Given exercise: Give only the number of lines that contain the word "Hispanic".

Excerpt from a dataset
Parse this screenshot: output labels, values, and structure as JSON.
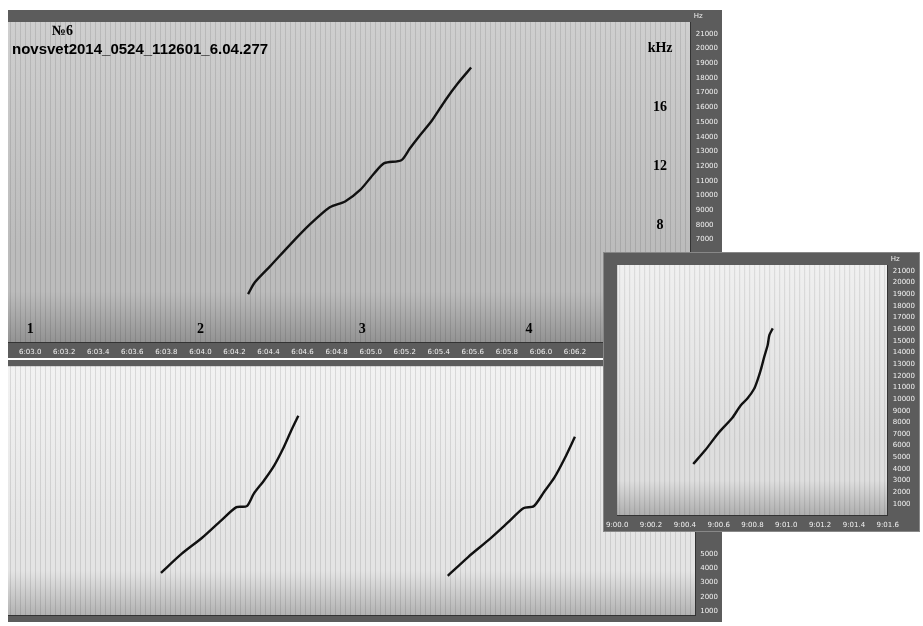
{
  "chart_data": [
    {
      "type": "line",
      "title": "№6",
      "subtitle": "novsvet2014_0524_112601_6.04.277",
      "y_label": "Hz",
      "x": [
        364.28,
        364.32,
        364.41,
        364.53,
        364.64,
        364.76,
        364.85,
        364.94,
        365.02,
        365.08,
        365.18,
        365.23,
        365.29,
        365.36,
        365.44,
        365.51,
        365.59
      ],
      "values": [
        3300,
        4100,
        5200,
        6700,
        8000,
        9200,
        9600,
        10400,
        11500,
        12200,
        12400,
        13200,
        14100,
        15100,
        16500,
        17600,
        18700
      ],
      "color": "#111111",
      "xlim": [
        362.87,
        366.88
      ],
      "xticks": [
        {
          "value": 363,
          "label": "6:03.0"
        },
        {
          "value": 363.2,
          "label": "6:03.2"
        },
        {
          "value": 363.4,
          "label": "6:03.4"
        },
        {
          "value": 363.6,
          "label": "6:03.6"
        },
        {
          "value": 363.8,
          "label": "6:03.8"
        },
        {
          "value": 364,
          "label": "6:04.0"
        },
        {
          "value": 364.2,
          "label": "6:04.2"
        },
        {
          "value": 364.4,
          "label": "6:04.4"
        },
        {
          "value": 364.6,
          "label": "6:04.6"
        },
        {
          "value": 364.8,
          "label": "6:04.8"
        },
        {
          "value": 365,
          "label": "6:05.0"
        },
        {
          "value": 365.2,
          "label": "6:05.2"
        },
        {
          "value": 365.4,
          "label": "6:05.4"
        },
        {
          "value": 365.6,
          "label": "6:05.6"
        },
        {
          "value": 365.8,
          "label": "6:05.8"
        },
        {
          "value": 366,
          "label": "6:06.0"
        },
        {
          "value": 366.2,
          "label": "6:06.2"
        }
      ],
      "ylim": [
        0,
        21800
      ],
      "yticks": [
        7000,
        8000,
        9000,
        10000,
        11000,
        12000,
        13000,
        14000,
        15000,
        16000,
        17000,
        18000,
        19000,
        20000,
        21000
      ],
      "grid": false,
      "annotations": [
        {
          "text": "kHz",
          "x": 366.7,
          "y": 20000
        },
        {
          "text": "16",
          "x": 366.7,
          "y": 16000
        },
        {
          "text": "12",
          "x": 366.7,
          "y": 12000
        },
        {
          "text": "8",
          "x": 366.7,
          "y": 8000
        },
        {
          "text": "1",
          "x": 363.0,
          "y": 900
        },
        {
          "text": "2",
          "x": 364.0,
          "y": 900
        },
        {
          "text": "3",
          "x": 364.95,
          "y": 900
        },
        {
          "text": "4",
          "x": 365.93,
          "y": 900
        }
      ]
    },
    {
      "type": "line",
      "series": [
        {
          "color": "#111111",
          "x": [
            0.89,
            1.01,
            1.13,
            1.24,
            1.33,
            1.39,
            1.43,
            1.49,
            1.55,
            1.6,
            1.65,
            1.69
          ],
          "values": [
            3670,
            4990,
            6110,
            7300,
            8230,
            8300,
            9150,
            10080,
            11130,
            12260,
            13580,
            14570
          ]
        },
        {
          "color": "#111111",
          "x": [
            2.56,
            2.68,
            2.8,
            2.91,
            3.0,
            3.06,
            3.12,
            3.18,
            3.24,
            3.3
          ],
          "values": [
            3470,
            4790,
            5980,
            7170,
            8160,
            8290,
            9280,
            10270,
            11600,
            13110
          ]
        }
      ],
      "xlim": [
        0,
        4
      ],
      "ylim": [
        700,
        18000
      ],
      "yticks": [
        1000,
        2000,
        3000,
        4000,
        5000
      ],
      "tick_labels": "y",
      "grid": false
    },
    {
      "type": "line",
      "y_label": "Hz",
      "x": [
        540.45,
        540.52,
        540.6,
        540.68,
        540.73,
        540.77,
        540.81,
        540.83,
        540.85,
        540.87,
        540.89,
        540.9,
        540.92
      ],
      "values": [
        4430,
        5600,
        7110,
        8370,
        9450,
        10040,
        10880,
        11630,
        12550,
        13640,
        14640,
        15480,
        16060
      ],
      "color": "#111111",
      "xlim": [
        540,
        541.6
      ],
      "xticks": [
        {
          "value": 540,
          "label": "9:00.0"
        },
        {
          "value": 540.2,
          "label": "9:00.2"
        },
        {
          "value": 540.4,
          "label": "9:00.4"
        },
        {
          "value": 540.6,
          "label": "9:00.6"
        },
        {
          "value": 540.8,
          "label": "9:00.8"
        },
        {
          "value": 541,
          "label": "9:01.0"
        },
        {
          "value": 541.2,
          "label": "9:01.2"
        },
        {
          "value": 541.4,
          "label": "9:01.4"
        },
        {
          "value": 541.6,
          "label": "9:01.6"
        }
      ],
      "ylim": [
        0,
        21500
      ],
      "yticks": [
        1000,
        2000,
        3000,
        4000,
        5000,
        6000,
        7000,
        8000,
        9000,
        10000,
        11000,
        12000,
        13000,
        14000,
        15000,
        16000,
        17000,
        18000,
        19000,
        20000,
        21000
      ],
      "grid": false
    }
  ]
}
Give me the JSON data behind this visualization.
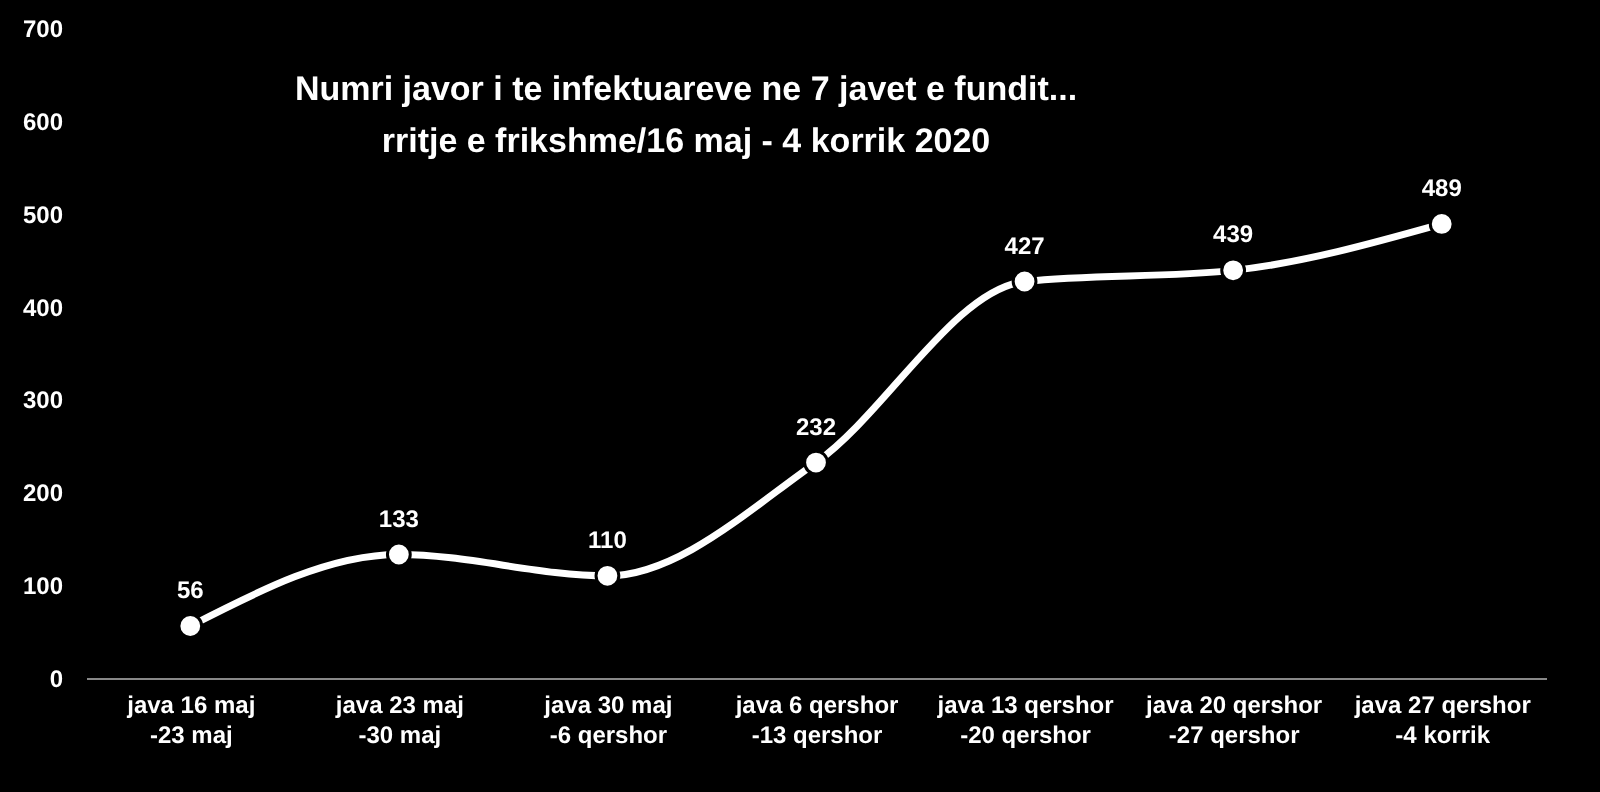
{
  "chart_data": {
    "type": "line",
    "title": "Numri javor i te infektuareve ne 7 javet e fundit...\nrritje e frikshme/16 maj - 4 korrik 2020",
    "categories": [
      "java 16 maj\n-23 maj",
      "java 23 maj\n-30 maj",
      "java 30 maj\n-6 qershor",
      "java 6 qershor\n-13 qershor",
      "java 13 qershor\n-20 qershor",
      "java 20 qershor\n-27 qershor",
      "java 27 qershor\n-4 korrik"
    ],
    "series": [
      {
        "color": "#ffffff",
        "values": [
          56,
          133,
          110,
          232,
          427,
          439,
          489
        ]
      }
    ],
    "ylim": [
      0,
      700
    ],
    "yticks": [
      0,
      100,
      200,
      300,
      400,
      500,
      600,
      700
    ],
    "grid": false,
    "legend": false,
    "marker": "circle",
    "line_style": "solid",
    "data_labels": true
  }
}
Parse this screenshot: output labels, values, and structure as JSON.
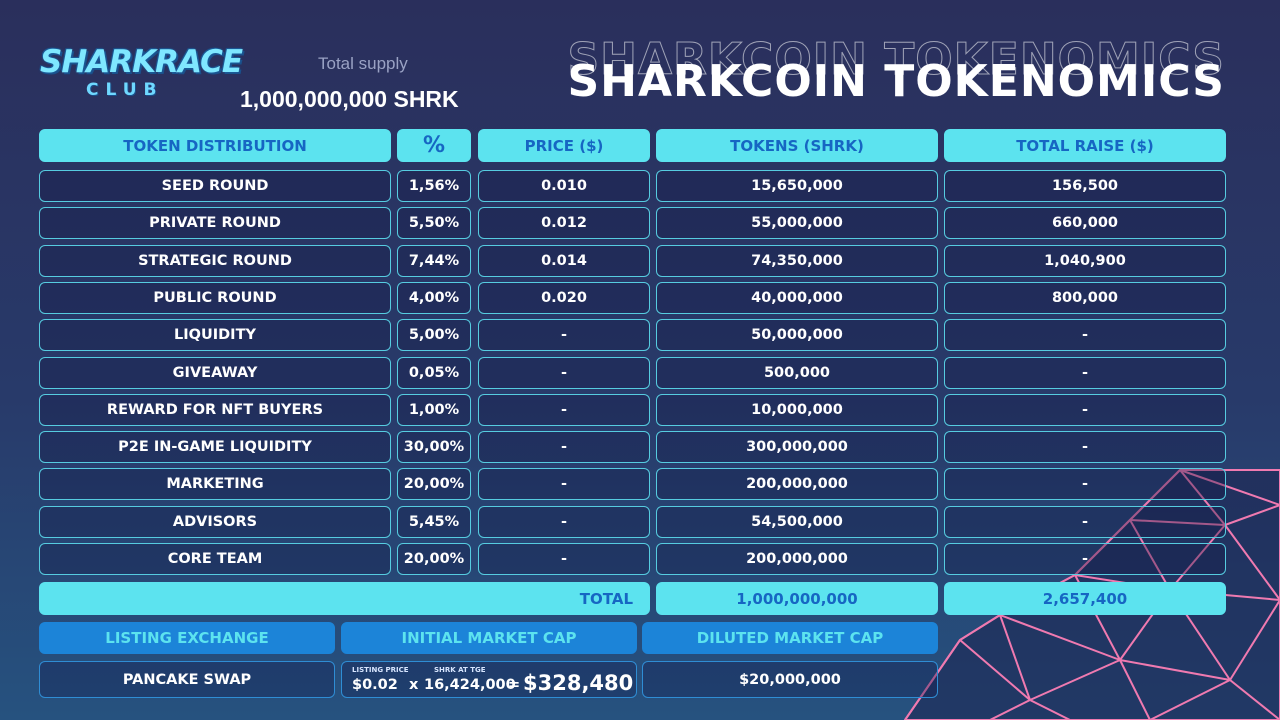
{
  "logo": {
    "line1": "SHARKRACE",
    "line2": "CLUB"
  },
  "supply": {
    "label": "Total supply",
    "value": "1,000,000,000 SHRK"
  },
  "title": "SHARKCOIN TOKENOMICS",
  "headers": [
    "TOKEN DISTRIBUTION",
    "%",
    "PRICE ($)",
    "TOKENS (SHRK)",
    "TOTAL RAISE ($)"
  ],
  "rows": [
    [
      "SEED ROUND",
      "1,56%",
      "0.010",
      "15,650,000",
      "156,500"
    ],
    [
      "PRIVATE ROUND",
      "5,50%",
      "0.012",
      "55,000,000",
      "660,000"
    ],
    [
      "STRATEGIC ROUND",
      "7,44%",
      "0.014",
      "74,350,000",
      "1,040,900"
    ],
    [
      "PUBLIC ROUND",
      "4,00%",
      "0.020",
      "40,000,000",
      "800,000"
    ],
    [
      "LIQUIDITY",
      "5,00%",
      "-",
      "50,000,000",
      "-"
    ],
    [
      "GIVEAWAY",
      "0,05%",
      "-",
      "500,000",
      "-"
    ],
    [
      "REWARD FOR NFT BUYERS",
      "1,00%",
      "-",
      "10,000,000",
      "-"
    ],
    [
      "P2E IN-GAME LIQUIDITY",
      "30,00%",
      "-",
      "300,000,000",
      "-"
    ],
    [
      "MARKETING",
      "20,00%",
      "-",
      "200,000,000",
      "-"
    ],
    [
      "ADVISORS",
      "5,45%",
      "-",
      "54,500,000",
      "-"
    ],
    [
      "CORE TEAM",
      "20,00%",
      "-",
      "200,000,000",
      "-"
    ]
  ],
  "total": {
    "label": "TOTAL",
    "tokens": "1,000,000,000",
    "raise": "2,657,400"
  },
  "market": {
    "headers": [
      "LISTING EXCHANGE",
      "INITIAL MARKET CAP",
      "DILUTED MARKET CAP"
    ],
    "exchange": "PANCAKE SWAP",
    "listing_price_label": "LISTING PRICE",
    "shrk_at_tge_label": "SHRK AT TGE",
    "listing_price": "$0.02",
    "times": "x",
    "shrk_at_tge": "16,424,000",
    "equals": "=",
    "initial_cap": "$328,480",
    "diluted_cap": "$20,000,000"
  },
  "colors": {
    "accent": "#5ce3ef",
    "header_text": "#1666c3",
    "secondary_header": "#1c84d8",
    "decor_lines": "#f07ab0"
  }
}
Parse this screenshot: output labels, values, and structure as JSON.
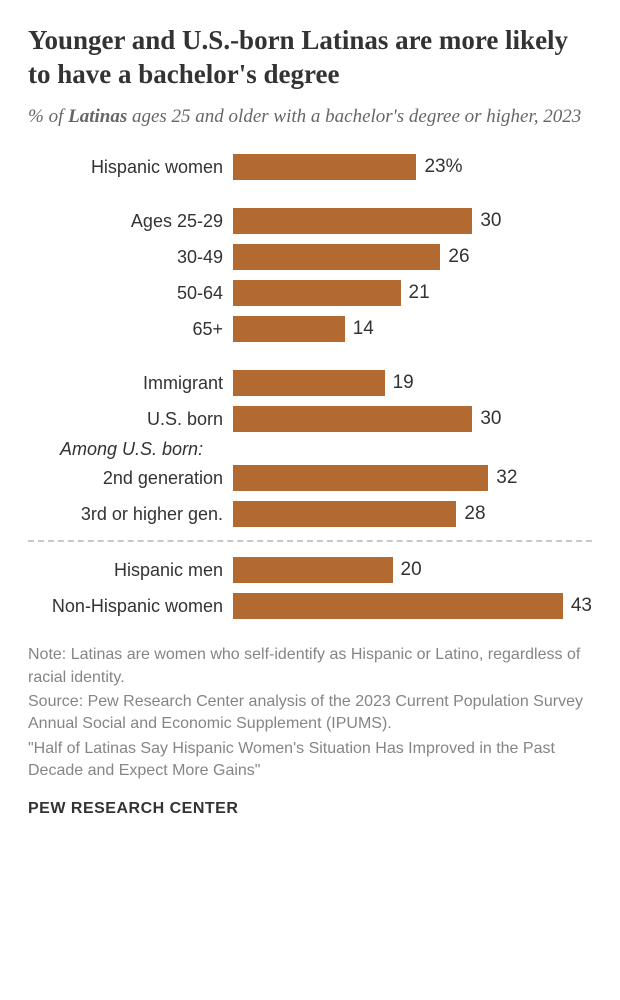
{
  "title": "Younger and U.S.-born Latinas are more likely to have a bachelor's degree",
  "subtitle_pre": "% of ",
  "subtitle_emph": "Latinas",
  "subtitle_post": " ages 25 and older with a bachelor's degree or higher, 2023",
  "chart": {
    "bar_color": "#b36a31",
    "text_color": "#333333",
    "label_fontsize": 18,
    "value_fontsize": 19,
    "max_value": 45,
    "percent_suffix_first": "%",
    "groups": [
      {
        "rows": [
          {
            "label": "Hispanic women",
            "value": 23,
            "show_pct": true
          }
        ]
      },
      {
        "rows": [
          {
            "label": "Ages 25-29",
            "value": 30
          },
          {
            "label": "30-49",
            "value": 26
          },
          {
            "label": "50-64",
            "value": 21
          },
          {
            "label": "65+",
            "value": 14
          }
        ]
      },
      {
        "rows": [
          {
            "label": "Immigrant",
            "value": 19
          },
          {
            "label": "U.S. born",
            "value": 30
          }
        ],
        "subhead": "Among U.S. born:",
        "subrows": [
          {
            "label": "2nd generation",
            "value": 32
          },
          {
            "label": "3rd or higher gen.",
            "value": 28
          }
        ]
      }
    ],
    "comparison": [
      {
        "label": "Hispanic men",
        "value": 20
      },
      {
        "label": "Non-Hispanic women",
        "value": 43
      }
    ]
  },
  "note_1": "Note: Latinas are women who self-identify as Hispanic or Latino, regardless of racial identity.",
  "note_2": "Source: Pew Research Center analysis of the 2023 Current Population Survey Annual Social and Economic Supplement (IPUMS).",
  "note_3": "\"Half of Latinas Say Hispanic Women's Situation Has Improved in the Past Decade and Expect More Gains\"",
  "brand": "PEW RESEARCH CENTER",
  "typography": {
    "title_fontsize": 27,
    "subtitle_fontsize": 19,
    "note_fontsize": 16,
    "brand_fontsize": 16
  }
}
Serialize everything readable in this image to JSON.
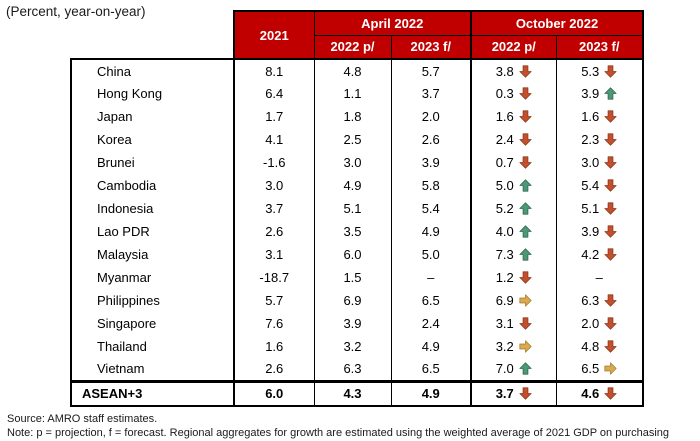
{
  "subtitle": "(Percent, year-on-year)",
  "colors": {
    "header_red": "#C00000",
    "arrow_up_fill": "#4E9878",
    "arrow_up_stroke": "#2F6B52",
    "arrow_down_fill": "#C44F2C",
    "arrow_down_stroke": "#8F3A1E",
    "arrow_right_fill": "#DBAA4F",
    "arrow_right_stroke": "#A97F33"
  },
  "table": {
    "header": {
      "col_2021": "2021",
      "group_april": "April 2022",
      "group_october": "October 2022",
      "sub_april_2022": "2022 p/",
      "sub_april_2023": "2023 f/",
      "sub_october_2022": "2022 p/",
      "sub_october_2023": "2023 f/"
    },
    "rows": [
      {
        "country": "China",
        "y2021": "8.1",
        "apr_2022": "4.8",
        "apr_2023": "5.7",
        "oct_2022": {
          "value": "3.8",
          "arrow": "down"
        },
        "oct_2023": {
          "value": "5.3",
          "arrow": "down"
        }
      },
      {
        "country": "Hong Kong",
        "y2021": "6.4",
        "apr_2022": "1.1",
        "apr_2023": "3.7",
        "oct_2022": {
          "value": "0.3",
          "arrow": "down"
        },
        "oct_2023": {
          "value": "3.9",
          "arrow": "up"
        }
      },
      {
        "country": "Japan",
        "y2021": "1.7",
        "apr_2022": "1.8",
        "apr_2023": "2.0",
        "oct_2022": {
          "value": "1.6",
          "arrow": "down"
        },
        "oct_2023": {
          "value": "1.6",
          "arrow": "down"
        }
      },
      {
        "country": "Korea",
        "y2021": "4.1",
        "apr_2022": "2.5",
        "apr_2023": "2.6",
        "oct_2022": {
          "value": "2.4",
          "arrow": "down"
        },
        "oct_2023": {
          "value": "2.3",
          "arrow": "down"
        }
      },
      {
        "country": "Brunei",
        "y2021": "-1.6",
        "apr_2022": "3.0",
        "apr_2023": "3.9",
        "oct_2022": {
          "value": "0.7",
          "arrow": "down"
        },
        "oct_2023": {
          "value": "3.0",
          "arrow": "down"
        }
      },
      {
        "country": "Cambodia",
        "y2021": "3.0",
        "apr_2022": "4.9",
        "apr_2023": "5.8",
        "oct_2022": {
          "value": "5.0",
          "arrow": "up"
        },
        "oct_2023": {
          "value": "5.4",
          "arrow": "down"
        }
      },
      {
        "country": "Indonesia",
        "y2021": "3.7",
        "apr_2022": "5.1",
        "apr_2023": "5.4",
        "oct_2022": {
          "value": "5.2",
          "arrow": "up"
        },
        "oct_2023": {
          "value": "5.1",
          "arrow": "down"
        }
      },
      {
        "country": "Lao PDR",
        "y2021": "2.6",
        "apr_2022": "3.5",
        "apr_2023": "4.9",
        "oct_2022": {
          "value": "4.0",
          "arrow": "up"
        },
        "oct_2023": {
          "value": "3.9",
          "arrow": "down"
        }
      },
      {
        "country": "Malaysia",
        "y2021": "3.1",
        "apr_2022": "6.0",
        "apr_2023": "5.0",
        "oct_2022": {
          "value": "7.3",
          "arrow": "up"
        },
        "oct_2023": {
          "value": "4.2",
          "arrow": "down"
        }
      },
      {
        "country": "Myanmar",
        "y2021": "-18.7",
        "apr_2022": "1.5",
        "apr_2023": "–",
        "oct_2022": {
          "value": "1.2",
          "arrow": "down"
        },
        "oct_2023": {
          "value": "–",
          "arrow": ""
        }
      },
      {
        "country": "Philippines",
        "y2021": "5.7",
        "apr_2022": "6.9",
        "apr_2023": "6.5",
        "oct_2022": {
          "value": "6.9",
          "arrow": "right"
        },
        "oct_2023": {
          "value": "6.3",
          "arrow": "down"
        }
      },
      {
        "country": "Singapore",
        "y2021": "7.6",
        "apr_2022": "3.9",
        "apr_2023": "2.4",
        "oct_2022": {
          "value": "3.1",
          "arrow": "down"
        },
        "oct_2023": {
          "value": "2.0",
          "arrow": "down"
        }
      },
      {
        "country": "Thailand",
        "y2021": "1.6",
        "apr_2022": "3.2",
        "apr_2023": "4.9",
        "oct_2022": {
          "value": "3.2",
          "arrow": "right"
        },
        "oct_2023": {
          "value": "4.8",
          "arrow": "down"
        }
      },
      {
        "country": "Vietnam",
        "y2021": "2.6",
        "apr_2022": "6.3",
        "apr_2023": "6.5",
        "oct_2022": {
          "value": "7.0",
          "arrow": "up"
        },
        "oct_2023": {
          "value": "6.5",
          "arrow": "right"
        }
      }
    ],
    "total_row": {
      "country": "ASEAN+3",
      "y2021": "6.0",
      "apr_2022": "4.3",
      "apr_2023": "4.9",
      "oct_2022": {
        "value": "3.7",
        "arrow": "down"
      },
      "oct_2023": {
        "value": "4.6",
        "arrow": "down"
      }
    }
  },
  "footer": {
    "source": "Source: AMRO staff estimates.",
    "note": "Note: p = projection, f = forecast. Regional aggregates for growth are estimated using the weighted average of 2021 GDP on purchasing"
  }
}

Response to this exercise: 5